--- Exercise inputs ---

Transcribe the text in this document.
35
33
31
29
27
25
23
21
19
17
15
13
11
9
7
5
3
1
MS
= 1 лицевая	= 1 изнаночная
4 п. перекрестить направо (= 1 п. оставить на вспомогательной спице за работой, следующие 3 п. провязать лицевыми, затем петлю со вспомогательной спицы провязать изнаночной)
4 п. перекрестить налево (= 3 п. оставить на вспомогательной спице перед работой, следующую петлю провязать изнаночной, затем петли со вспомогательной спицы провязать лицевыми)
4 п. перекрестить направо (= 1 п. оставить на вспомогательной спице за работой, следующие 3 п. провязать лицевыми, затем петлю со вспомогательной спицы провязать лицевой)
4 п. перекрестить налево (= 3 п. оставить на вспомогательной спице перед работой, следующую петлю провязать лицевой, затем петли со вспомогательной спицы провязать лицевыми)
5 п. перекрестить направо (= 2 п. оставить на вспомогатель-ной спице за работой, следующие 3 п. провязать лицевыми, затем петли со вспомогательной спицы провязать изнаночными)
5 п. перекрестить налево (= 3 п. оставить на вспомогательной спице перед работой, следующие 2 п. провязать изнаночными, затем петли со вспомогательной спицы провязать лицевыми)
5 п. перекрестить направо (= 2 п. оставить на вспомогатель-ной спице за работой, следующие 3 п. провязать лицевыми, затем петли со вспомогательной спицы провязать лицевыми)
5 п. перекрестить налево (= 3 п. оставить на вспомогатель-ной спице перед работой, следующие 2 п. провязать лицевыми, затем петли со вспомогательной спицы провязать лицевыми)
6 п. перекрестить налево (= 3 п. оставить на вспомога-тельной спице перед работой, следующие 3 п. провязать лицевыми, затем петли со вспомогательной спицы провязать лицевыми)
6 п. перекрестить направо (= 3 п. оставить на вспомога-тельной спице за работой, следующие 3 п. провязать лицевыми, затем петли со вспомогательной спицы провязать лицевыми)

---

In the records above, find each line with the word "изнаночной" and copy it.

Exercise response —
4 п. перекрестить направо (= 1 п. оставить на вспомогательной спице за работой, следующие 3 п. провязать лицевыми, затем петлю со вспомогательной спицы провязать изнаночной)
4 п. перекрестить налево (= 3 п. оставить на вспомогательной спице перед работой, следующую петлю провязать изнаночной, затем петли со вспомогательной спицы провязать лицевыми)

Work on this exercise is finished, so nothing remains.